## Data excerpts

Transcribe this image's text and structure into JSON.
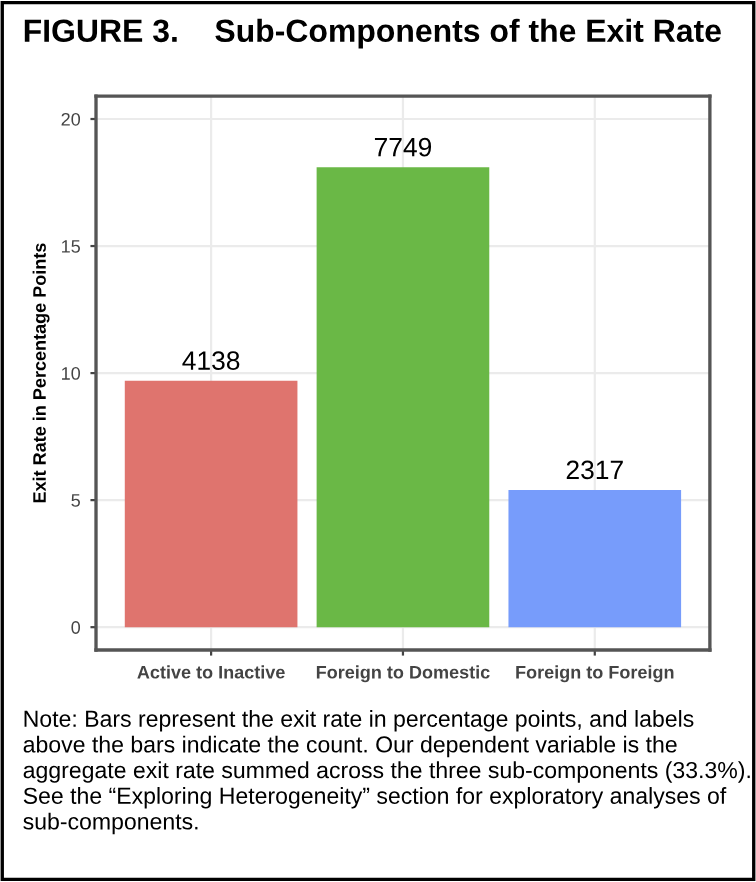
{
  "chart_data": {
    "type": "bar",
    "title": "FIGURE 3.    Sub-Components of the Exit Rate",
    "ylabel": "Exit Rate in Percentage Points",
    "categories": [
      "Active to Inactive",
      "Foreign to Domestic",
      "Foreign to Foreign"
    ],
    "values": [
      9.7,
      18.1,
      5.4
    ],
    "colors": [
      "#df746e",
      "#6ab846",
      "#779cfb"
    ],
    "ylim": [
      -0.9,
      20.9
    ],
    "yticks": [
      0,
      5,
      10,
      15,
      20
    ],
    "grid": true,
    "legend": false,
    "annotations": [
      {
        "text": "4138",
        "x": "Active to Inactive",
        "y": 9.7
      },
      {
        "text": "7749",
        "x": "Foreign to Domestic",
        "y": 18.1
      },
      {
        "text": "2317",
        "x": "Foreign to Foreign",
        "y": 5.4
      },
      "Note: Bars represent the exit rate in percentage points, and labels above the bars indicate the count. Our dependent variable is the aggregate exit rate summed across the three sub-components (33.3%). See the “Exploring Heterogeneity” section for exploratory analyses of sub-components."
    ]
  }
}
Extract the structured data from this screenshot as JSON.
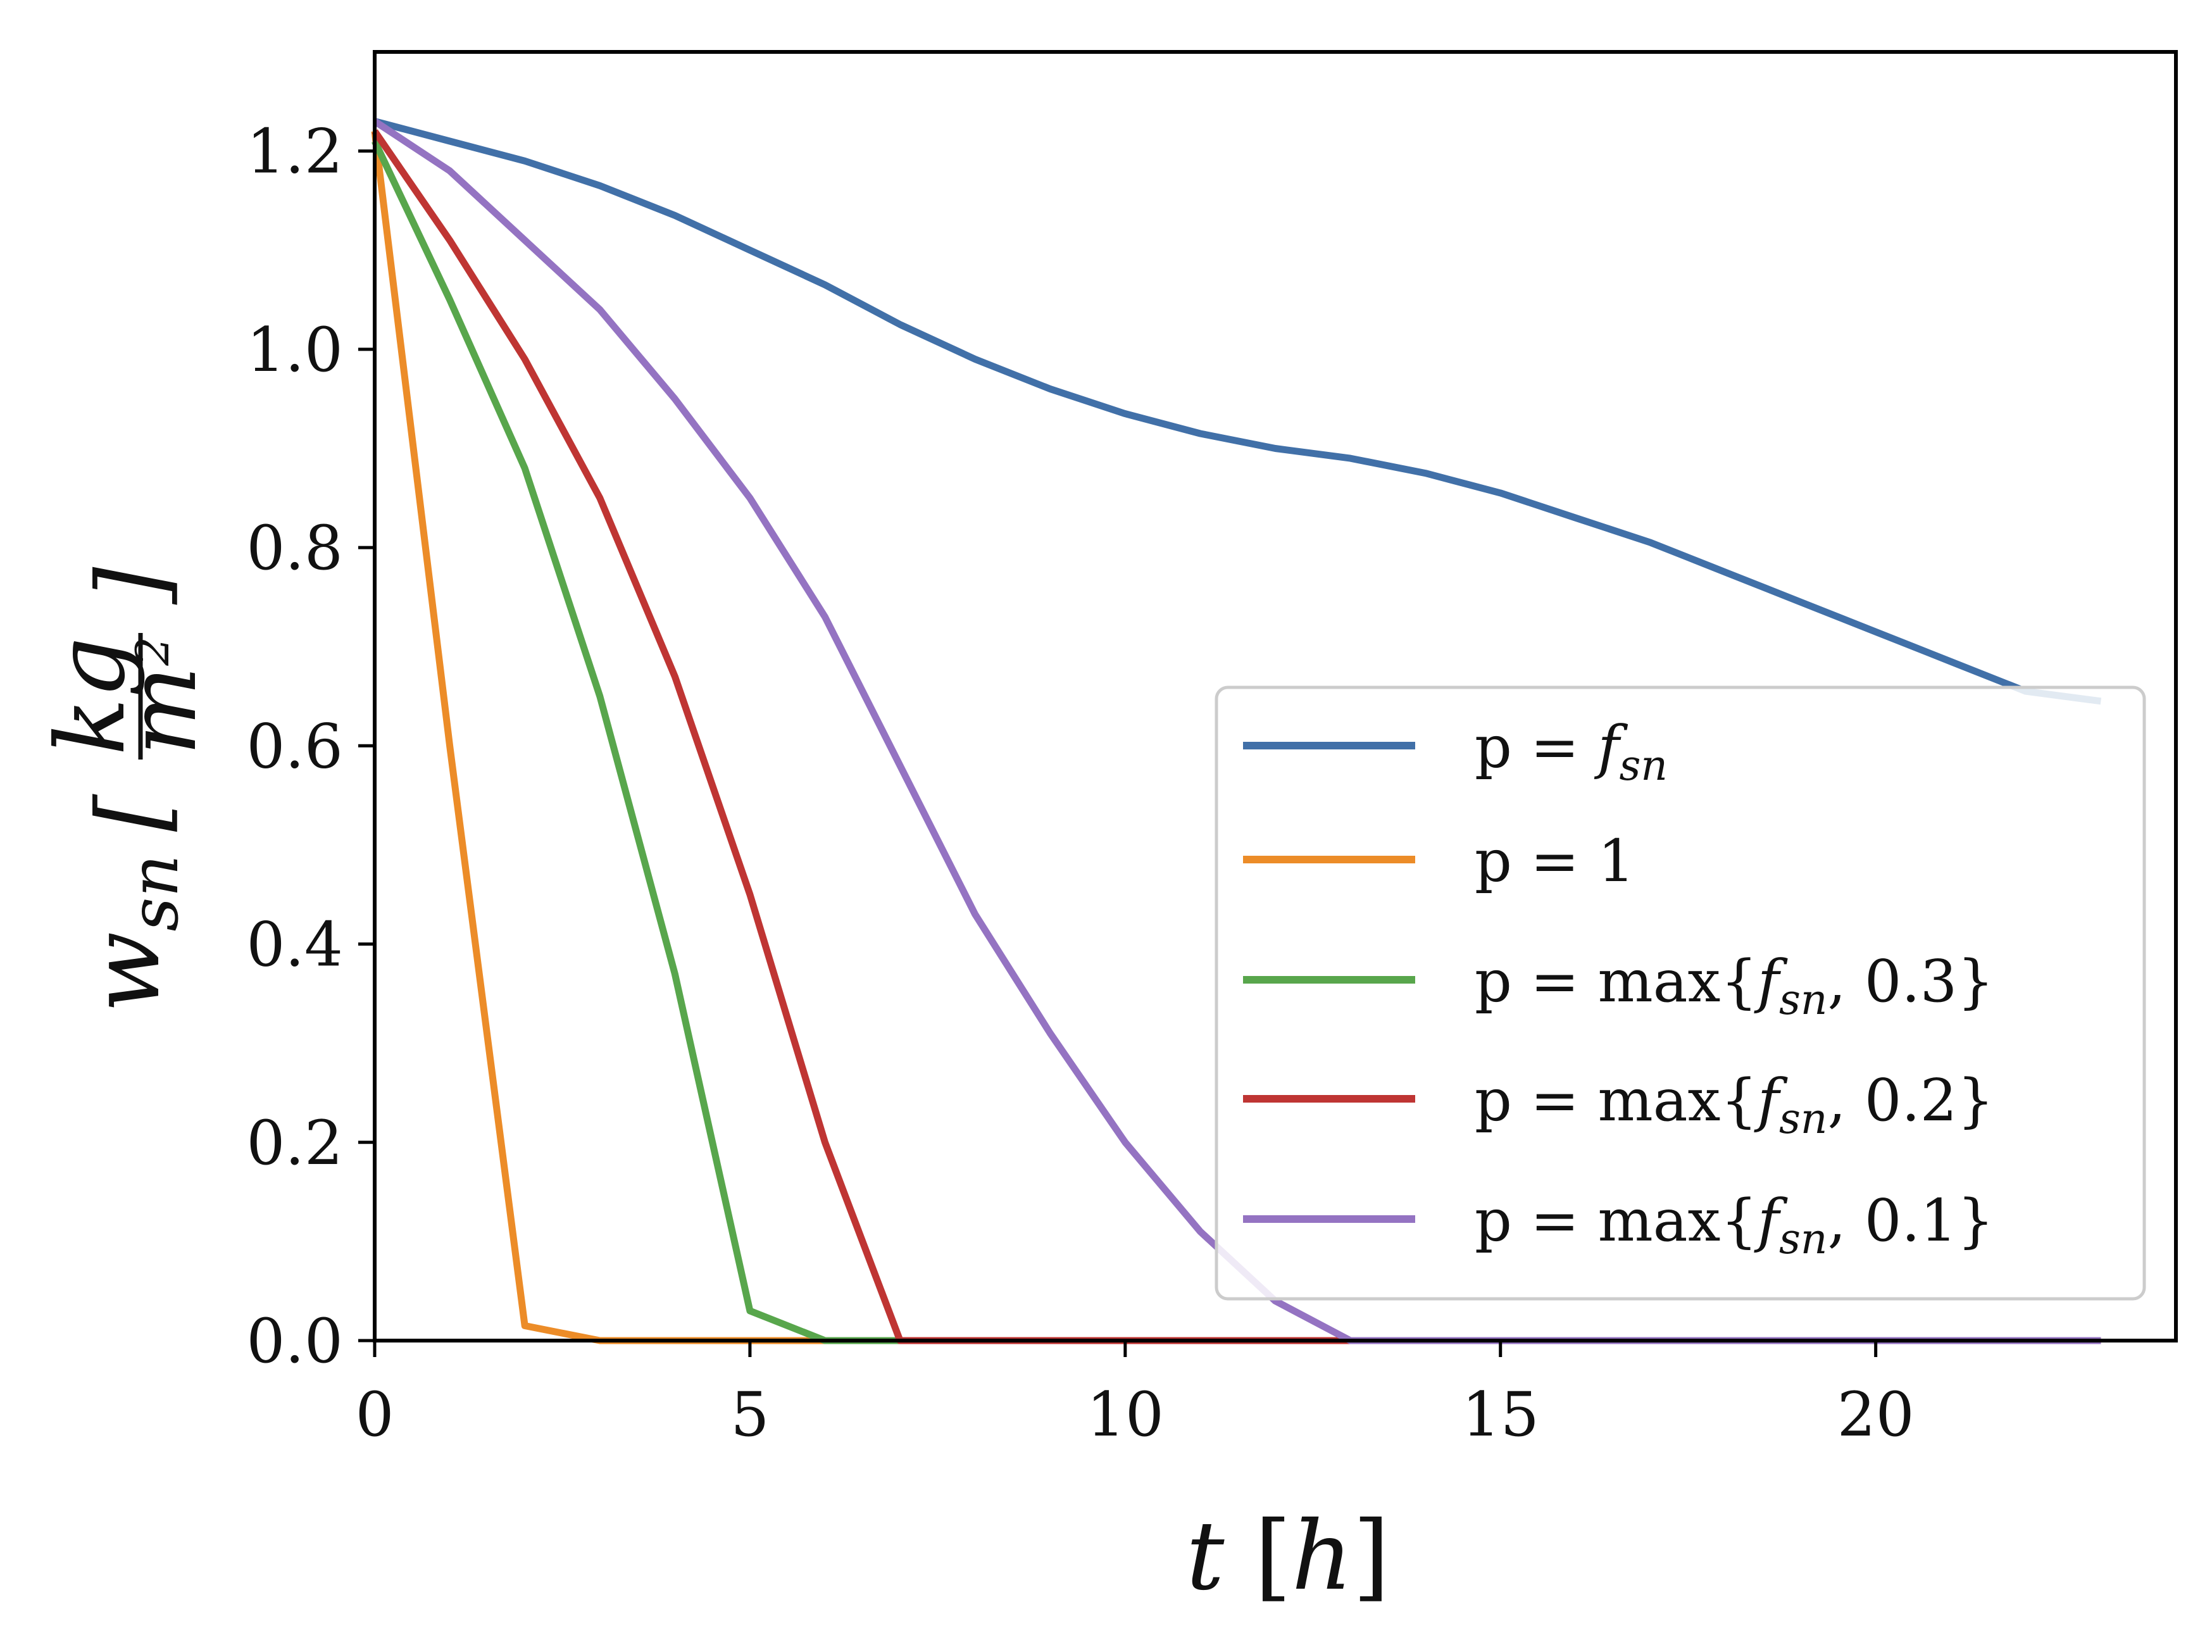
{
  "chart_data": {
    "type": "line",
    "title": "",
    "xlabel": "t [h]",
    "ylabel": "w_sn [kg/m^2]",
    "xlim": [
      0,
      24
    ],
    "ylim": [
      0.0,
      1.3
    ],
    "xticks": [
      "0",
      "5",
      "10",
      "15",
      "20"
    ],
    "yticks": [
      "0.0",
      "0.2",
      "0.4",
      "0.6",
      "0.8",
      "1.0",
      "1.2"
    ],
    "grid": false,
    "legend_position": "lower-right",
    "x": [
      0,
      1,
      2,
      3,
      4,
      5,
      6,
      7,
      8,
      9,
      10,
      11,
      12,
      13,
      14,
      15,
      16,
      17,
      18,
      19,
      20,
      21,
      22,
      23
    ],
    "series": [
      {
        "name": "p = f_sn",
        "color": "#4170a8",
        "values": [
          1.23,
          1.21,
          1.19,
          1.165,
          1.135,
          1.1,
          1.065,
          1.025,
          0.99,
          0.96,
          0.935,
          0.915,
          0.9,
          0.89,
          0.875,
          0.855,
          0.83,
          0.805,
          0.775,
          0.745,
          0.715,
          0.685,
          0.655,
          0.645
        ]
      },
      {
        "name": "p = 1",
        "color": "#ec8c28",
        "values": [
          1.22,
          0.6,
          0.015,
          0,
          0,
          0,
          0,
          0,
          0,
          0,
          0,
          0,
          0,
          0,
          0,
          0,
          0,
          0,
          0,
          0,
          0,
          0,
          0,
          0
        ]
      },
      {
        "name": "p = max{f_sn, 0.3}",
        "color": "#58a64c",
        "values": [
          1.21,
          1.05,
          0.88,
          0.65,
          0.37,
          0.03,
          0,
          0,
          0,
          0,
          0,
          0,
          0,
          0,
          0,
          0,
          0,
          0,
          0,
          0,
          0,
          0,
          0,
          0
        ]
      },
      {
        "name": "p = max{f_sn, 0.2}",
        "color": "#bf3533",
        "values": [
          1.22,
          1.11,
          0.99,
          0.85,
          0.67,
          0.45,
          0.2,
          0,
          0,
          0,
          0,
          0,
          0,
          0,
          0,
          0,
          0,
          0,
          0,
          0,
          0,
          0,
          0,
          0
        ]
      },
      {
        "name": "p = max{f_sn, 0.1}",
        "color": "#9473c2",
        "values": [
          1.23,
          1.18,
          1.11,
          1.04,
          0.95,
          0.85,
          0.73,
          0.58,
          0.43,
          0.31,
          0.2,
          0.11,
          0.04,
          0,
          0,
          0,
          0,
          0,
          0,
          0,
          0,
          0,
          0,
          0
        ]
      }
    ],
    "legend_entries": [
      {
        "prefix": "p = ",
        "body": "f",
        "sub": "sn",
        "suffix": ""
      },
      {
        "prefix": "p = 1",
        "body": "",
        "sub": "",
        "suffix": ""
      },
      {
        "prefix": "p = max{",
        "body": "f",
        "sub": "sn",
        "suffix": ", 0.3}"
      },
      {
        "prefix": "p = max{",
        "body": "f",
        "sub": "sn",
        "suffix": ", 0.2}"
      },
      {
        "prefix": "p = max{",
        "body": "f",
        "sub": "sn",
        "suffix": ", 0.1}"
      }
    ],
    "ylabel_parts": {
      "main": "w",
      "sub": "sn",
      "unit_num": "kg",
      "unit_den": "m",
      "unit_den_sup": "2"
    },
    "xlabel_parts": {
      "main": "t",
      "unit": "h"
    }
  }
}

## Exercise requirements
Select and copy each line from the data that includes the word "title".

## Written reply
    "title": "FIGURE 3.    Sub-Components of the Exit Rate",
    "title": "",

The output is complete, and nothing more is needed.